▶ [Dataset rows about figures]:
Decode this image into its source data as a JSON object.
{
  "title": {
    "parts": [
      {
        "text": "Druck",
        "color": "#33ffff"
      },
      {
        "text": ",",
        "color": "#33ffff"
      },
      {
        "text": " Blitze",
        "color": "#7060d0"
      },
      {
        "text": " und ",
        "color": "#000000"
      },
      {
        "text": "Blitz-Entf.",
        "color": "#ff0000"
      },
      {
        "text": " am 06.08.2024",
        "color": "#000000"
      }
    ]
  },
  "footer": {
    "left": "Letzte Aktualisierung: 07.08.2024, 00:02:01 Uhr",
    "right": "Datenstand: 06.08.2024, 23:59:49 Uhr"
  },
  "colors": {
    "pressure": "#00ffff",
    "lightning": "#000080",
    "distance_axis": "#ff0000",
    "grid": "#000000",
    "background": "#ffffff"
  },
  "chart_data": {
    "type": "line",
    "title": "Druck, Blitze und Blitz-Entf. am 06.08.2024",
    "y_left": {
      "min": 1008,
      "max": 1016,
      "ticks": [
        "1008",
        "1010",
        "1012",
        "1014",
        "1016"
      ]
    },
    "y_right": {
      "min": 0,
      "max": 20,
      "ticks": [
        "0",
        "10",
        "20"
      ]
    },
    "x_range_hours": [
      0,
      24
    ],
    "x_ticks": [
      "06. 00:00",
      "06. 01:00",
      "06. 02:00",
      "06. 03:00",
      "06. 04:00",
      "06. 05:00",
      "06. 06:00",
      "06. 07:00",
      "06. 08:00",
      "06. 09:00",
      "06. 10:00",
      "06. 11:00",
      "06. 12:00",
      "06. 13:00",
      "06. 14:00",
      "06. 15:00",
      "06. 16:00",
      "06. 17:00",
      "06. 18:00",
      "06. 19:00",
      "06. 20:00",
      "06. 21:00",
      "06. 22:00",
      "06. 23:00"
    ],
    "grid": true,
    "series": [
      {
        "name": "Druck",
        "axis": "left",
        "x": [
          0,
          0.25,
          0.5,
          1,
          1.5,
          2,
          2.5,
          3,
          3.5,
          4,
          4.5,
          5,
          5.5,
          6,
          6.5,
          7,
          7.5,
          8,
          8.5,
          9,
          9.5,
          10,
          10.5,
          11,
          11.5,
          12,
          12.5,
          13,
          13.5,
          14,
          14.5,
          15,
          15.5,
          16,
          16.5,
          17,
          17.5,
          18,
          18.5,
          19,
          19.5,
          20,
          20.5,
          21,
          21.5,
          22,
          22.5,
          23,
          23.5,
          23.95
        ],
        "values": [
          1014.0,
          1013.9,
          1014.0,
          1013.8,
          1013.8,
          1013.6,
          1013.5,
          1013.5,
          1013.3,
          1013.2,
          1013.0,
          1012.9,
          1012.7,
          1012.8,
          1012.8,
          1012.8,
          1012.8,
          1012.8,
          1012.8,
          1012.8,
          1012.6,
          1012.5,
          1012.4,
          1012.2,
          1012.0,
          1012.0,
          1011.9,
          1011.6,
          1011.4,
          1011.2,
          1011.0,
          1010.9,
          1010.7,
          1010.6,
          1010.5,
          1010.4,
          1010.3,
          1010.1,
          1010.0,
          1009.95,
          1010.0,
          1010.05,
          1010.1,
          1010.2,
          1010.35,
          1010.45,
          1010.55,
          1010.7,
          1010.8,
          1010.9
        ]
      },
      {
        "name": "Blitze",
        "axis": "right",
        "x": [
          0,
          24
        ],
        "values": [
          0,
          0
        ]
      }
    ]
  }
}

▶ [Exercise instructions]: Extract the whole listing, character for character.

▶ [Finished answer]:
Decode this image into its source data as a JSON object.
{
  "title": {
    "parts": [
      {
        "text": "Druck",
        "color": "#33ffff"
      },
      {
        "text": ",",
        "color": "#33ffff"
      },
      {
        "text": " Blitze",
        "color": "#7060d0"
      },
      {
        "text": " und ",
        "color": "#000000"
      },
      {
        "text": "Blitz-Entf.",
        "color": "#ff0000"
      },
      {
        "text": " am 06.08.2024",
        "color": "#000000"
      }
    ]
  },
  "footer": {
    "left": "Letzte Aktualisierung: 07.08.2024, 00:02:01 Uhr",
    "right": "Datenstand: 06.08.2024, 23:59:49 Uhr"
  },
  "colors": {
    "pressure": "#00ffff",
    "lightning": "#000080",
    "distance_axis": "#ff0000",
    "grid": "#000000",
    "background": "#ffffff"
  },
  "chart_data": {
    "type": "line",
    "title": "Druck, Blitze und Blitz-Entf. am 06.08.2024",
    "y_left": {
      "min": 1008,
      "max": 1016,
      "ticks": [
        "1008",
        "1010",
        "1012",
        "1014",
        "1016"
      ]
    },
    "y_right": {
      "min": 0,
      "max": 20,
      "ticks": [
        "0",
        "10",
        "20"
      ]
    },
    "x_range_hours": [
      0,
      24
    ],
    "x_ticks": [
      "06. 00:00",
      "06. 01:00",
      "06. 02:00",
      "06. 03:00",
      "06. 04:00",
      "06. 05:00",
      "06. 06:00",
      "06. 07:00",
      "06. 08:00",
      "06. 09:00",
      "06. 10:00",
      "06. 11:00",
      "06. 12:00",
      "06. 13:00",
      "06. 14:00",
      "06. 15:00",
      "06. 16:00",
      "06. 17:00",
      "06. 18:00",
      "06. 19:00",
      "06. 20:00",
      "06. 21:00",
      "06. 22:00",
      "06. 23:00"
    ],
    "grid": true,
    "series": [
      {
        "name": "Druck",
        "axis": "left",
        "x": [
          0,
          0.25,
          0.5,
          1,
          1.5,
          2,
          2.5,
          3,
          3.5,
          4,
          4.5,
          5,
          5.5,
          6,
          6.5,
          7,
          7.5,
          8,
          8.5,
          9,
          9.5,
          10,
          10.5,
          11,
          11.5,
          12,
          12.5,
          13,
          13.5,
          14,
          14.5,
          15,
          15.5,
          16,
          16.5,
          17,
          17.5,
          18,
          18.5,
          19,
          19.5,
          20,
          20.5,
          21,
          21.5,
          22,
          22.5,
          23,
          23.5,
          23.95
        ],
        "values": [
          1014.0,
          1013.9,
          1014.0,
          1013.8,
          1013.8,
          1013.6,
          1013.5,
          1013.5,
          1013.3,
          1013.2,
          1013.0,
          1012.9,
          1012.7,
          1012.8,
          1012.8,
          1012.8,
          1012.8,
          1012.8,
          1012.8,
          1012.8,
          1012.6,
          1012.5,
          1012.4,
          1012.2,
          1012.0,
          1012.0,
          1011.9,
          1011.6,
          1011.4,
          1011.2,
          1011.0,
          1010.9,
          1010.7,
          1010.6,
          1010.5,
          1010.4,
          1010.3,
          1010.1,
          1010.0,
          1009.95,
          1010.0,
          1010.05,
          1010.1,
          1010.2,
          1010.35,
          1010.45,
          1010.55,
          1010.7,
          1010.8,
          1010.9
        ]
      },
      {
        "name": "Blitze",
        "axis": "right",
        "x": [
          0,
          24
        ],
        "values": [
          0,
          0
        ]
      }
    ]
  }
}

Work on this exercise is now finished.